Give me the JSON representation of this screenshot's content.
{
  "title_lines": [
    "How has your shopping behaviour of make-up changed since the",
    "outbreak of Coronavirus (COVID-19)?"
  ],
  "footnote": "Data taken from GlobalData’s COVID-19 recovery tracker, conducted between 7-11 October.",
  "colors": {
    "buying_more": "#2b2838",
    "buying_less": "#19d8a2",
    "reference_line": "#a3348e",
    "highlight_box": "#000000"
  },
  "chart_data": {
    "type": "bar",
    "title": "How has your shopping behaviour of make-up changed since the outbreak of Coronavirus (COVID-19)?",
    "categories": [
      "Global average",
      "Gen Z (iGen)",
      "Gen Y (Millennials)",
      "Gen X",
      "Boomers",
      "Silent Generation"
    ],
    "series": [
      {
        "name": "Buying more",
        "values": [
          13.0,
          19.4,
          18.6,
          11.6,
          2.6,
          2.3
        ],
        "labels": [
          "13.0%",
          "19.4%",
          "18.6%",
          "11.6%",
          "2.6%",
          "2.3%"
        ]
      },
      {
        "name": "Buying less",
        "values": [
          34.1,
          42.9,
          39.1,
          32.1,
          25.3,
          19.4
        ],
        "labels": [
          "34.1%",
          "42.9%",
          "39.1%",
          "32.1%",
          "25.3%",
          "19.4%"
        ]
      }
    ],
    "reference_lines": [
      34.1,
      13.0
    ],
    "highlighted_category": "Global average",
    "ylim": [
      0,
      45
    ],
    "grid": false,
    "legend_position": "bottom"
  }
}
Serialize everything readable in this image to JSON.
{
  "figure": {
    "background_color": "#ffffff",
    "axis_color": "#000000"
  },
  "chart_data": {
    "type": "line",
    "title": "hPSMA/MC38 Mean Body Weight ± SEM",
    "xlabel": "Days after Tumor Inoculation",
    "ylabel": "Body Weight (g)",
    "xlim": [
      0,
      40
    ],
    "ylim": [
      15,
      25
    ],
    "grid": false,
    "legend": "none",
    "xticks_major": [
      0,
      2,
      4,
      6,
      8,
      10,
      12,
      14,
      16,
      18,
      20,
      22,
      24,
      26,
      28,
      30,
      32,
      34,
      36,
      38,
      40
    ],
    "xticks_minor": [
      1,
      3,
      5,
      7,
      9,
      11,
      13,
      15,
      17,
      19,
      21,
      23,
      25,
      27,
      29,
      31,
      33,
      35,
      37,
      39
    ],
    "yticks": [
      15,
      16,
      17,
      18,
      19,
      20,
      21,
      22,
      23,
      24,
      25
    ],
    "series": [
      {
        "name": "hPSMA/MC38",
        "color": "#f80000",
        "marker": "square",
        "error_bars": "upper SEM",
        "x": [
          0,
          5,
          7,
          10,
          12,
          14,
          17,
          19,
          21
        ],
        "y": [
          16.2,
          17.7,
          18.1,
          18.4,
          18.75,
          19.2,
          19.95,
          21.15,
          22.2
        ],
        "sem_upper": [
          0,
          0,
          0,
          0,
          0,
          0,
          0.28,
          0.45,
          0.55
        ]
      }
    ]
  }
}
□ □ □ □ □ □ □
▸ How to complete this task: Word for word, set down all of the material.

▸ Result of the exercise:
Give me the JSON representation of this screenshot's content.
{
  "title_lines": [
    "How has your shopping behaviour of make-up changed since the",
    "outbreak of Coronavirus (COVID-19)?"
  ],
  "footnote": "Data taken from GlobalData’s COVID-19 recovery tracker, conducted between 7-11 October.",
  "colors": {
    "buying_more": "#2b2838",
    "buying_less": "#19d8a2",
    "reference_line": "#a3348e",
    "highlight_box": "#000000"
  },
  "chart_data": {
    "type": "bar",
    "title": "How has your shopping behaviour of make-up changed since the outbreak of Coronavirus (COVID-19)?",
    "categories": [
      "Global average",
      "Gen Z (iGen)",
      "Gen Y (Millennials)",
      "Gen X",
      "Boomers",
      "Silent Generation"
    ],
    "series": [
      {
        "name": "Buying more",
        "values": [
          13.0,
          19.4,
          18.6,
          11.6,
          2.6,
          2.3
        ],
        "labels": [
          "13.0%",
          "19.4%",
          "18.6%",
          "11.6%",
          "2.6%",
          "2.3%"
        ]
      },
      {
        "name": "Buying less",
        "values": [
          34.1,
          42.9,
          39.1,
          32.1,
          25.3,
          19.4
        ],
        "labels": [
          "34.1%",
          "42.9%",
          "39.1%",
          "32.1%",
          "25.3%",
          "19.4%"
        ]
      }
    ],
    "reference_lines": [
      34.1,
      13.0
    ],
    "highlighted_category": "Global average",
    "ylim": [
      0,
      45
    ],
    "grid": false,
    "legend_position": "bottom"
  }
}
Serialize everything readable in this image to JSON.
{
  "figure": {
    "background_color": "#ffffff",
    "axis_color": "#000000"
  },
  "chart_data": {
    "type": "line",
    "title": "hPSMA/MC38 Mean Body Weight ± SEM",
    "xlabel": "Days after Tumor Inoculation",
    "ylabel": "Body Weight (g)",
    "xlim": [
      0,
      40
    ],
    "ylim": [
      15,
      25
    ],
    "grid": false,
    "legend": "none",
    "xticks_major": [
      0,
      2,
      4,
      6,
      8,
      10,
      12,
      14,
      16,
      18,
      20,
      22,
      24,
      26,
      28,
      30,
      32,
      34,
      36,
      38,
      40
    ],
    "xticks_minor": [
      1,
      3,
      5,
      7,
      9,
      11,
      13,
      15,
      17,
      19,
      21,
      23,
      25,
      27,
      29,
      31,
      33,
      35,
      37,
      39
    ],
    "yticks": [
      15,
      16,
      17,
      18,
      19,
      20,
      21,
      22,
      23,
      24,
      25
    ],
    "series": [
      {
        "name": "hPSMA/MC38",
        "color": "#f80000",
        "marker": "square",
        "error_bars": "upper SEM",
        "x": [
          0,
          5,
          7,
          10,
          12,
          14,
          17,
          19,
          21
        ],
        "y": [
          16.2,
          17.7,
          18.1,
          18.4,
          18.75,
          19.2,
          19.95,
          21.15,
          22.2
        ],
        "sem_upper": [
          0,
          0,
          0,
          0,
          0,
          0,
          0.28,
          0.45,
          0.55
        ]
      }
    ]
  }
}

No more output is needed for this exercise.